Leave the pictures out and print every record below exactly as it stands.
-- START OF MATERIAL TO PROCESS --
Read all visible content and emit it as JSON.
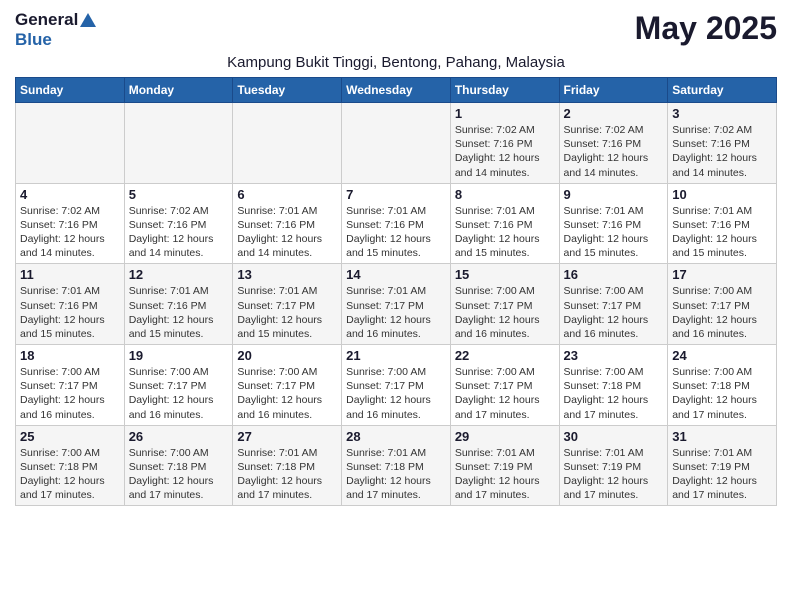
{
  "logo": {
    "general": "General",
    "blue": "Blue"
  },
  "title": "May 2025",
  "subtitle": "Kampung Bukit Tinggi, Bentong, Pahang, Malaysia",
  "days_of_week": [
    "Sunday",
    "Monday",
    "Tuesday",
    "Wednesday",
    "Thursday",
    "Friday",
    "Saturday"
  ],
  "weeks": [
    [
      {
        "day": "",
        "info": ""
      },
      {
        "day": "",
        "info": ""
      },
      {
        "day": "",
        "info": ""
      },
      {
        "day": "",
        "info": ""
      },
      {
        "day": "1",
        "info": "Sunrise: 7:02 AM\nSunset: 7:16 PM\nDaylight: 12 hours\nand 14 minutes."
      },
      {
        "day": "2",
        "info": "Sunrise: 7:02 AM\nSunset: 7:16 PM\nDaylight: 12 hours\nand 14 minutes."
      },
      {
        "day": "3",
        "info": "Sunrise: 7:02 AM\nSunset: 7:16 PM\nDaylight: 12 hours\nand 14 minutes."
      }
    ],
    [
      {
        "day": "4",
        "info": "Sunrise: 7:02 AM\nSunset: 7:16 PM\nDaylight: 12 hours\nand 14 minutes."
      },
      {
        "day": "5",
        "info": "Sunrise: 7:02 AM\nSunset: 7:16 PM\nDaylight: 12 hours\nand 14 minutes."
      },
      {
        "day": "6",
        "info": "Sunrise: 7:01 AM\nSunset: 7:16 PM\nDaylight: 12 hours\nand 14 minutes."
      },
      {
        "day": "7",
        "info": "Sunrise: 7:01 AM\nSunset: 7:16 PM\nDaylight: 12 hours\nand 15 minutes."
      },
      {
        "day": "8",
        "info": "Sunrise: 7:01 AM\nSunset: 7:16 PM\nDaylight: 12 hours\nand 15 minutes."
      },
      {
        "day": "9",
        "info": "Sunrise: 7:01 AM\nSunset: 7:16 PM\nDaylight: 12 hours\nand 15 minutes."
      },
      {
        "day": "10",
        "info": "Sunrise: 7:01 AM\nSunset: 7:16 PM\nDaylight: 12 hours\nand 15 minutes."
      }
    ],
    [
      {
        "day": "11",
        "info": "Sunrise: 7:01 AM\nSunset: 7:16 PM\nDaylight: 12 hours\nand 15 minutes."
      },
      {
        "day": "12",
        "info": "Sunrise: 7:01 AM\nSunset: 7:16 PM\nDaylight: 12 hours\nand 15 minutes."
      },
      {
        "day": "13",
        "info": "Sunrise: 7:01 AM\nSunset: 7:17 PM\nDaylight: 12 hours\nand 15 minutes."
      },
      {
        "day": "14",
        "info": "Sunrise: 7:01 AM\nSunset: 7:17 PM\nDaylight: 12 hours\nand 16 minutes."
      },
      {
        "day": "15",
        "info": "Sunrise: 7:00 AM\nSunset: 7:17 PM\nDaylight: 12 hours\nand 16 minutes."
      },
      {
        "day": "16",
        "info": "Sunrise: 7:00 AM\nSunset: 7:17 PM\nDaylight: 12 hours\nand 16 minutes."
      },
      {
        "day": "17",
        "info": "Sunrise: 7:00 AM\nSunset: 7:17 PM\nDaylight: 12 hours\nand 16 minutes."
      }
    ],
    [
      {
        "day": "18",
        "info": "Sunrise: 7:00 AM\nSunset: 7:17 PM\nDaylight: 12 hours\nand 16 minutes."
      },
      {
        "day": "19",
        "info": "Sunrise: 7:00 AM\nSunset: 7:17 PM\nDaylight: 12 hours\nand 16 minutes."
      },
      {
        "day": "20",
        "info": "Sunrise: 7:00 AM\nSunset: 7:17 PM\nDaylight: 12 hours\nand 16 minutes."
      },
      {
        "day": "21",
        "info": "Sunrise: 7:00 AM\nSunset: 7:17 PM\nDaylight: 12 hours\nand 16 minutes."
      },
      {
        "day": "22",
        "info": "Sunrise: 7:00 AM\nSunset: 7:17 PM\nDaylight: 12 hours\nand 17 minutes."
      },
      {
        "day": "23",
        "info": "Sunrise: 7:00 AM\nSunset: 7:18 PM\nDaylight: 12 hours\nand 17 minutes."
      },
      {
        "day": "24",
        "info": "Sunrise: 7:00 AM\nSunset: 7:18 PM\nDaylight: 12 hours\nand 17 minutes."
      }
    ],
    [
      {
        "day": "25",
        "info": "Sunrise: 7:00 AM\nSunset: 7:18 PM\nDaylight: 12 hours\nand 17 minutes."
      },
      {
        "day": "26",
        "info": "Sunrise: 7:00 AM\nSunset: 7:18 PM\nDaylight: 12 hours\nand 17 minutes."
      },
      {
        "day": "27",
        "info": "Sunrise: 7:01 AM\nSunset: 7:18 PM\nDaylight: 12 hours\nand 17 minutes."
      },
      {
        "day": "28",
        "info": "Sunrise: 7:01 AM\nSunset: 7:18 PM\nDaylight: 12 hours\nand 17 minutes."
      },
      {
        "day": "29",
        "info": "Sunrise: 7:01 AM\nSunset: 7:19 PM\nDaylight: 12 hours\nand 17 minutes."
      },
      {
        "day": "30",
        "info": "Sunrise: 7:01 AM\nSunset: 7:19 PM\nDaylight: 12 hours\nand 17 minutes."
      },
      {
        "day": "31",
        "info": "Sunrise: 7:01 AM\nSunset: 7:19 PM\nDaylight: 12 hours\nand 17 minutes."
      }
    ]
  ]
}
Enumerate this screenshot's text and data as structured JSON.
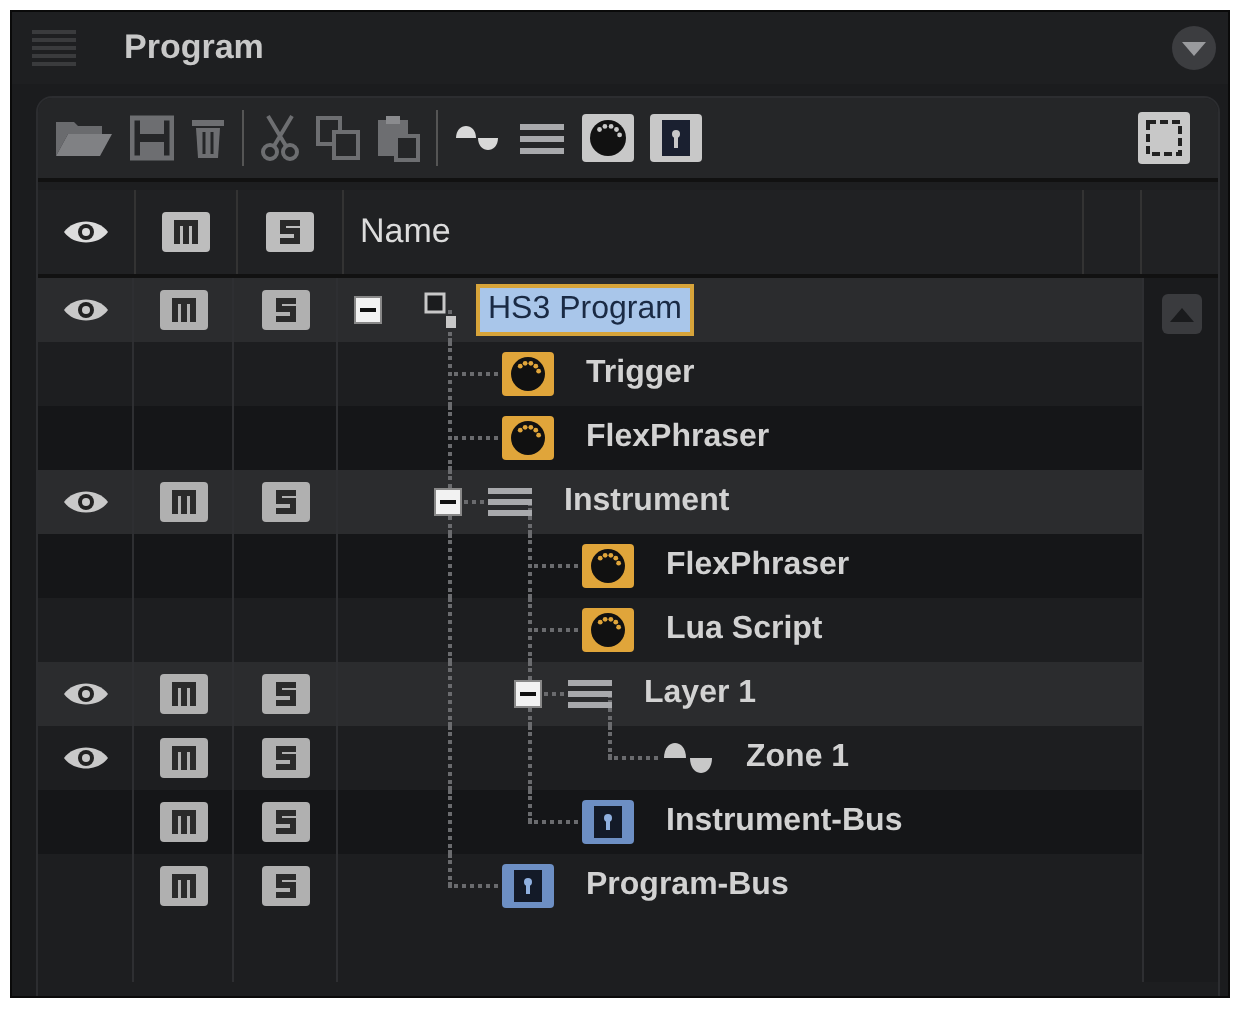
{
  "panel": {
    "title": "Program"
  },
  "header": {
    "name": "Name"
  },
  "tree": [
    {
      "name": "HS3 Program",
      "kind": "program",
      "selected": true,
      "expanded": true,
      "eye": true,
      "mute_solo": true,
      "children": [
        {
          "name": "Trigger",
          "kind": "midi",
          "selected": false,
          "eye": false,
          "mute_solo": false
        },
        {
          "name": "FlexPhraser",
          "kind": "midi",
          "selected": false,
          "eye": false,
          "mute_solo": false
        },
        {
          "name": "Instrument",
          "kind": "layer",
          "selected": false,
          "expanded": true,
          "eye": true,
          "mute_solo": true,
          "children": [
            {
              "name": "FlexPhraser",
              "kind": "midi",
              "selected": false,
              "eye": false,
              "mute_solo": false
            },
            {
              "name": "Lua Script",
              "kind": "midi",
              "selected": false,
              "eye": false,
              "mute_solo": false
            },
            {
              "name": "Layer 1",
              "kind": "layer",
              "selected": false,
              "expanded": true,
              "eye": true,
              "mute_solo": true,
              "children": [
                {
                  "name": "Zone 1",
                  "kind": "zone",
                  "selected": false,
                  "eye": true,
                  "mute_solo": true
                }
              ]
            },
            {
              "name": "Instrument-Bus",
              "kind": "bus",
              "selected": false,
              "eye": false,
              "mute_solo": true
            }
          ]
        },
        {
          "name": "Program-Bus",
          "kind": "bus",
          "selected": false,
          "eye": false,
          "mute_solo": true
        }
      ]
    }
  ]
}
-- END OF MATERIAL TO PROCESS --
> [TASK SOLUTION]
Read all visible content and emit it as JSON.
{
  "logo": {
    "general": "General",
    "blue": "Blue"
  },
  "title": "May 2025",
  "subtitle": "Kampung Bukit Tinggi, Bentong, Pahang, Malaysia",
  "days_of_week": [
    "Sunday",
    "Monday",
    "Tuesday",
    "Wednesday",
    "Thursday",
    "Friday",
    "Saturday"
  ],
  "weeks": [
    [
      {
        "day": "",
        "info": ""
      },
      {
        "day": "",
        "info": ""
      },
      {
        "day": "",
        "info": ""
      },
      {
        "day": "",
        "info": ""
      },
      {
        "day": "1",
        "info": "Sunrise: 7:02 AM\nSunset: 7:16 PM\nDaylight: 12 hours\nand 14 minutes."
      },
      {
        "day": "2",
        "info": "Sunrise: 7:02 AM\nSunset: 7:16 PM\nDaylight: 12 hours\nand 14 minutes."
      },
      {
        "day": "3",
        "info": "Sunrise: 7:02 AM\nSunset: 7:16 PM\nDaylight: 12 hours\nand 14 minutes."
      }
    ],
    [
      {
        "day": "4",
        "info": "Sunrise: 7:02 AM\nSunset: 7:16 PM\nDaylight: 12 hours\nand 14 minutes."
      },
      {
        "day": "5",
        "info": "Sunrise: 7:02 AM\nSunset: 7:16 PM\nDaylight: 12 hours\nand 14 minutes."
      },
      {
        "day": "6",
        "info": "Sunrise: 7:01 AM\nSunset: 7:16 PM\nDaylight: 12 hours\nand 14 minutes."
      },
      {
        "day": "7",
        "info": "Sunrise: 7:01 AM\nSunset: 7:16 PM\nDaylight: 12 hours\nand 15 minutes."
      },
      {
        "day": "8",
        "info": "Sunrise: 7:01 AM\nSunset: 7:16 PM\nDaylight: 12 hours\nand 15 minutes."
      },
      {
        "day": "9",
        "info": "Sunrise: 7:01 AM\nSunset: 7:16 PM\nDaylight: 12 hours\nand 15 minutes."
      },
      {
        "day": "10",
        "info": "Sunrise: 7:01 AM\nSunset: 7:16 PM\nDaylight: 12 hours\nand 15 minutes."
      }
    ],
    [
      {
        "day": "11",
        "info": "Sunrise: 7:01 AM\nSunset: 7:16 PM\nDaylight: 12 hours\nand 15 minutes."
      },
      {
        "day": "12",
        "info": "Sunrise: 7:01 AM\nSunset: 7:16 PM\nDaylight: 12 hours\nand 15 minutes."
      },
      {
        "day": "13",
        "info": "Sunrise: 7:01 AM\nSunset: 7:17 PM\nDaylight: 12 hours\nand 15 minutes."
      },
      {
        "day": "14",
        "info": "Sunrise: 7:01 AM\nSunset: 7:17 PM\nDaylight: 12 hours\nand 16 minutes."
      },
      {
        "day": "15",
        "info": "Sunrise: 7:00 AM\nSunset: 7:17 PM\nDaylight: 12 hours\nand 16 minutes."
      },
      {
        "day": "16",
        "info": "Sunrise: 7:00 AM\nSunset: 7:17 PM\nDaylight: 12 hours\nand 16 minutes."
      },
      {
        "day": "17",
        "info": "Sunrise: 7:00 AM\nSunset: 7:17 PM\nDaylight: 12 hours\nand 16 minutes."
      }
    ],
    [
      {
        "day": "18",
        "info": "Sunrise: 7:00 AM\nSunset: 7:17 PM\nDaylight: 12 hours\nand 16 minutes."
      },
      {
        "day": "19",
        "info": "Sunrise: 7:00 AM\nSunset: 7:17 PM\nDaylight: 12 hours\nand 16 minutes."
      },
      {
        "day": "20",
        "info": "Sunrise: 7:00 AM\nSunset: 7:17 PM\nDaylight: 12 hours\nand 16 minutes."
      },
      {
        "day": "21",
        "info": "Sunrise: 7:00 AM\nSunset: 7:17 PM\nDaylight: 12 hours\nand 16 minutes."
      },
      {
        "day": "22",
        "info": "Sunrise: 7:00 AM\nSunset: 7:17 PM\nDaylight: 12 hours\nand 17 minutes."
      },
      {
        "day": "23",
        "info": "Sunrise: 7:00 AM\nSunset: 7:18 PM\nDaylight: 12 hours\nand 17 minutes."
      },
      {
        "day": "24",
        "info": "Sunrise: 7:00 AM\nSunset: 7:18 PM\nDaylight: 12 hours\nand 17 minutes."
      }
    ],
    [
      {
        "day": "25",
        "info": "Sunrise: 7:00 AM\nSunset: 7:18 PM\nDaylight: 12 hours\nand 17 minutes."
      },
      {
        "day": "26",
        "info": "Sunrise: 7:00 AM\nSunset: 7:18 PM\nDaylight: 12 hours\nand 17 minutes."
      },
      {
        "day": "27",
        "info": "Sunrise: 7:01 AM\nSunset: 7:18 PM\nDaylight: 12 hours\nand 17 minutes."
      },
      {
        "day": "28",
        "info": "Sunrise: 7:01 AM\nSunset: 7:18 PM\nDaylight: 12 hours\nand 17 minutes."
      },
      {
        "day": "29",
        "info": "Sunrise: 7:01 AM\nSunset: 7:19 PM\nDaylight: 12 hours\nand 17 minutes."
      },
      {
        "day": "30",
        "info": "Sunrise: 7:01 AM\nSunset: 7:19 PM\nDaylight: 12 hours\nand 17 minutes."
      },
      {
        "day": "31",
        "info": "Sunrise: 7:01 AM\nSunset: 7:19 PM\nDaylight: 12 hours\nand 17 minutes."
      }
    ]
  ]
}
Enumerate this screenshot's text and data as structured JSON.
{
  "panel": {
    "title": "Program"
  },
  "header": {
    "name": "Name"
  },
  "tree": [
    {
      "name": "HS3 Program",
      "kind": "program",
      "selected": true,
      "expanded": true,
      "eye": true,
      "mute_solo": true,
      "children": [
        {
          "name": "Trigger",
          "kind": "midi",
          "selected": false,
          "eye": false,
          "mute_solo": false
        },
        {
          "name": "FlexPhraser",
          "kind": "midi",
          "selected": false,
          "eye": false,
          "mute_solo": false
        },
        {
          "name": "Instrument",
          "kind": "layer",
          "selected": false,
          "expanded": true,
          "eye": true,
          "mute_solo": true,
          "children": [
            {
              "name": "FlexPhraser",
              "kind": "midi",
              "selected": false,
              "eye": false,
              "mute_solo": false
            },
            {
              "name": "Lua Script",
              "kind": "midi",
              "selected": false,
              "eye": false,
              "mute_solo": false
            },
            {
              "name": "Layer 1",
              "kind": "layer",
              "selected": false,
              "expanded": true,
              "eye": true,
              "mute_solo": true,
              "children": [
                {
                  "name": "Zone 1",
                  "kind": "zone",
                  "selected": false,
                  "eye": true,
                  "mute_solo": true
                }
              ]
            },
            {
              "name": "Instrument-Bus",
              "kind": "bus",
              "selected": false,
              "eye": false,
              "mute_solo": true
            }
          ]
        },
        {
          "name": "Program-Bus",
          "kind": "bus",
          "selected": false,
          "eye": false,
          "mute_solo": true
        }
      ]
    }
  ]
}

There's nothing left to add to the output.